What is expected:
Show only lines that include "bond".

Given information:
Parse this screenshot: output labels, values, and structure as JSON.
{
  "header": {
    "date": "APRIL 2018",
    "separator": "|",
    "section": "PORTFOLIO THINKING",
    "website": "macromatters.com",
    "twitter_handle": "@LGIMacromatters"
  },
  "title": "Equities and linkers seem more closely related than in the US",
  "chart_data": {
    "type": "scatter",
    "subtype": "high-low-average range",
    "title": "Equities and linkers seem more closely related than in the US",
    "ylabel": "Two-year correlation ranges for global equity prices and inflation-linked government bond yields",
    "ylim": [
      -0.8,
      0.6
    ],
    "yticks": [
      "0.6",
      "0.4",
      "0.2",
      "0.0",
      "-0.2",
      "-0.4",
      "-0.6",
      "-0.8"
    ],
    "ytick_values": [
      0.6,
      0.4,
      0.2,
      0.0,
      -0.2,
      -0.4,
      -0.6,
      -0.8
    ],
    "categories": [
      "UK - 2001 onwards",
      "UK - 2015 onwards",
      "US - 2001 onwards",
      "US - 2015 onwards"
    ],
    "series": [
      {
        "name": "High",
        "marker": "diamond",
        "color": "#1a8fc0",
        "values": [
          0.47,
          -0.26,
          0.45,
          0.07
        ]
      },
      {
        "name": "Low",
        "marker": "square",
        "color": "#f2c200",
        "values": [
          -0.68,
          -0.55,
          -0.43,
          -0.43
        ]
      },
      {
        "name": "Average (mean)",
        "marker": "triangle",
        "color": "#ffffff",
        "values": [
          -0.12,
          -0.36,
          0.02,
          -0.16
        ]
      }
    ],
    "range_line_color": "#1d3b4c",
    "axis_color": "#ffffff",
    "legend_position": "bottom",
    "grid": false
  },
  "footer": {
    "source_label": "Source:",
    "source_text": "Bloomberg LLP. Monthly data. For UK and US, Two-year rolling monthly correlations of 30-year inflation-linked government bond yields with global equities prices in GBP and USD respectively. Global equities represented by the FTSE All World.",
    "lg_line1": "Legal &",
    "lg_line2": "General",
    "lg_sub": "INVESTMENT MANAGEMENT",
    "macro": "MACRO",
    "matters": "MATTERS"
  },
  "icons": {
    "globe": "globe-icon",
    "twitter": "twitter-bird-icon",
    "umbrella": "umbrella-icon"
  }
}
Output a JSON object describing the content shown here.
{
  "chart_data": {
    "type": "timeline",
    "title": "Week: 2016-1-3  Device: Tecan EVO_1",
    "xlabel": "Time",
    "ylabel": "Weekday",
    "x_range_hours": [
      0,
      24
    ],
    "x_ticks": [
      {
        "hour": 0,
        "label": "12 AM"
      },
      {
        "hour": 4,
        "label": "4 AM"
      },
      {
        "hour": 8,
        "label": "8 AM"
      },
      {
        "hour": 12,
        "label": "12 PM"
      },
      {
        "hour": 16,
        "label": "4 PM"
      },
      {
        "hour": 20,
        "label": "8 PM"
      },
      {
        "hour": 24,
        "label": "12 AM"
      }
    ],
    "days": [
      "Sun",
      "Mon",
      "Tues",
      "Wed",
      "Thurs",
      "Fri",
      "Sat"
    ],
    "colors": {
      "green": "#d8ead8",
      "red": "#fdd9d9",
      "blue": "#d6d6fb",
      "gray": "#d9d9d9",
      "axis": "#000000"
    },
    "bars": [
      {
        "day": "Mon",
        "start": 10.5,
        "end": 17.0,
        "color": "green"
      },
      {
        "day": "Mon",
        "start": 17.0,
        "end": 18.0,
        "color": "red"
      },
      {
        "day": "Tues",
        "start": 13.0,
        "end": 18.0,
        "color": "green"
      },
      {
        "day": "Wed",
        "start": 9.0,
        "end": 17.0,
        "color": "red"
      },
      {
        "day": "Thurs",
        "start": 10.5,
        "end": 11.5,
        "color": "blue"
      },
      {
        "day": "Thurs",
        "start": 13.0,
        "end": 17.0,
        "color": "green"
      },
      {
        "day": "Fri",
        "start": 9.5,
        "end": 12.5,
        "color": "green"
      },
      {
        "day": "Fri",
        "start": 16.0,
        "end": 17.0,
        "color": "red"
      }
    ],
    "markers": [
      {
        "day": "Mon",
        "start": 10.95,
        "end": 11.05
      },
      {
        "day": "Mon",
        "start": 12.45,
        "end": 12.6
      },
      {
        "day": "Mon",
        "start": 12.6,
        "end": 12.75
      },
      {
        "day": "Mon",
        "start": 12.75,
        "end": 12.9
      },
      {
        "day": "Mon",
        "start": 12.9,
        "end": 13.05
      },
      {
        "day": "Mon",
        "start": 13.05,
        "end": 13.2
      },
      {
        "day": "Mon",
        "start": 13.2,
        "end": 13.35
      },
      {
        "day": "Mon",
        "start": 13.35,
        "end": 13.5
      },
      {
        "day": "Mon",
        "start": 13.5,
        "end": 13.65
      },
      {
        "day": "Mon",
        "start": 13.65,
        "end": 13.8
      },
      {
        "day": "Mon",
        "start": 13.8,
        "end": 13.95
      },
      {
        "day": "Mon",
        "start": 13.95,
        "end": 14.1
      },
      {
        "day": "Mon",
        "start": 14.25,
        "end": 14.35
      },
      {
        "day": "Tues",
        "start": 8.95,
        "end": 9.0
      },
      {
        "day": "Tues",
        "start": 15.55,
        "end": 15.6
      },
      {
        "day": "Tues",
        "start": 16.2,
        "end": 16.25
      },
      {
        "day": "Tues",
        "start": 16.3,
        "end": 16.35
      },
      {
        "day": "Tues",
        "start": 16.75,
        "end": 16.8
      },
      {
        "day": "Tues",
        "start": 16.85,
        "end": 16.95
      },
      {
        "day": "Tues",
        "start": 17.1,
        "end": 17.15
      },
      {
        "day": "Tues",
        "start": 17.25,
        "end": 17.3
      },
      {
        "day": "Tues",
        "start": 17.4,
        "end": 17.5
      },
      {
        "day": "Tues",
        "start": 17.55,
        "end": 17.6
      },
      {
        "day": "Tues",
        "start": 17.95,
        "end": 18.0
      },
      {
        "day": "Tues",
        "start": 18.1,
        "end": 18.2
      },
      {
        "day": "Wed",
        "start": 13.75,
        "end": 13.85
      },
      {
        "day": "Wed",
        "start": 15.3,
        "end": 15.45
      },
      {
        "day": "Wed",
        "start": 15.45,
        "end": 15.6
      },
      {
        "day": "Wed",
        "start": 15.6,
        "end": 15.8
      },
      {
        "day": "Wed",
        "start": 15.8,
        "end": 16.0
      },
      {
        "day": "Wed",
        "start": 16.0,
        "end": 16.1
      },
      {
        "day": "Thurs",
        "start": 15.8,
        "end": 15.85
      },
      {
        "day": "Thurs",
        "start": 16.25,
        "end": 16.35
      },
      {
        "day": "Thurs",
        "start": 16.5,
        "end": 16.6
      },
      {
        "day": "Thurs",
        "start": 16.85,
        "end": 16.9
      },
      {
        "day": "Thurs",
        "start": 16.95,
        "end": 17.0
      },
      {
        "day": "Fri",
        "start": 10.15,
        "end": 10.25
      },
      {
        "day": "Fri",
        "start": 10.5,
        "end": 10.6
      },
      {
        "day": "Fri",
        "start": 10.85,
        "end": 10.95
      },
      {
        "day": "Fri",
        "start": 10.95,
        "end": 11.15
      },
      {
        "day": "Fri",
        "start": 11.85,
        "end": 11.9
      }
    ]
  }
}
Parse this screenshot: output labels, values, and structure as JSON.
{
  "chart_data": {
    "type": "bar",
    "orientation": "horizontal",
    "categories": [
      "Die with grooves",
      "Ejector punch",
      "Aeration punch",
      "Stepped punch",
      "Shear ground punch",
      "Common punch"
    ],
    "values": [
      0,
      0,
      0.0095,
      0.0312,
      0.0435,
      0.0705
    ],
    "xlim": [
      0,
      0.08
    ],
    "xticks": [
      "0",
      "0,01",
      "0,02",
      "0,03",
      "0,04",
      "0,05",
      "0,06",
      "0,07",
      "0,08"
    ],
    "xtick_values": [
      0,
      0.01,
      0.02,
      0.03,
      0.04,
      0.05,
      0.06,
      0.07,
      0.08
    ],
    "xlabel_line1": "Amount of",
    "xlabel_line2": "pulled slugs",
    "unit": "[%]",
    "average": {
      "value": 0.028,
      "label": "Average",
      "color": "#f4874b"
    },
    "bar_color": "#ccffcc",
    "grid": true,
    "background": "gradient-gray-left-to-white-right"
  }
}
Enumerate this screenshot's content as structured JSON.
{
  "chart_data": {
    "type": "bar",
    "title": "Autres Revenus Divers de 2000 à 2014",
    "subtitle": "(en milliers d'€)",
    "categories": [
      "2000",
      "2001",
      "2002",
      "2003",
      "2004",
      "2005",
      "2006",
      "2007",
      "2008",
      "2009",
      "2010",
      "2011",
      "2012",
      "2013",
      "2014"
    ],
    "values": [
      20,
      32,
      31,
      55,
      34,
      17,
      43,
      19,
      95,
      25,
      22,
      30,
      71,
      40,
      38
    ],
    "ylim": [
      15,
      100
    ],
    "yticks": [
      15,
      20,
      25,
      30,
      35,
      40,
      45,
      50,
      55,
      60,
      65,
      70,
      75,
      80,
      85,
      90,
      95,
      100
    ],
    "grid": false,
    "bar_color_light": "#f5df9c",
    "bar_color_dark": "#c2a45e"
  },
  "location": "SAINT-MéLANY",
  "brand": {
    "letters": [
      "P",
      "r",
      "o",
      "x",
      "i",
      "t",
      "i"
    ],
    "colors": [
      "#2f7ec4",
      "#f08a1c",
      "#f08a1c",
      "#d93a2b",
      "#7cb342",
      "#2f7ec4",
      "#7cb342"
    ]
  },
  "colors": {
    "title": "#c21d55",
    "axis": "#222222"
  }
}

The completed task:
    "ylabel": "Two-year correlation ranges for global equity prices and inflation-linked government bond yields",
    "source_text": "Bloomberg LLP. Monthly data. For UK and US, Two-year rolling monthly correlations of 30-year inflation-linked government bond yields with global equities prices in GBP and USD respectively. Global equities represented by the FTSE All World.",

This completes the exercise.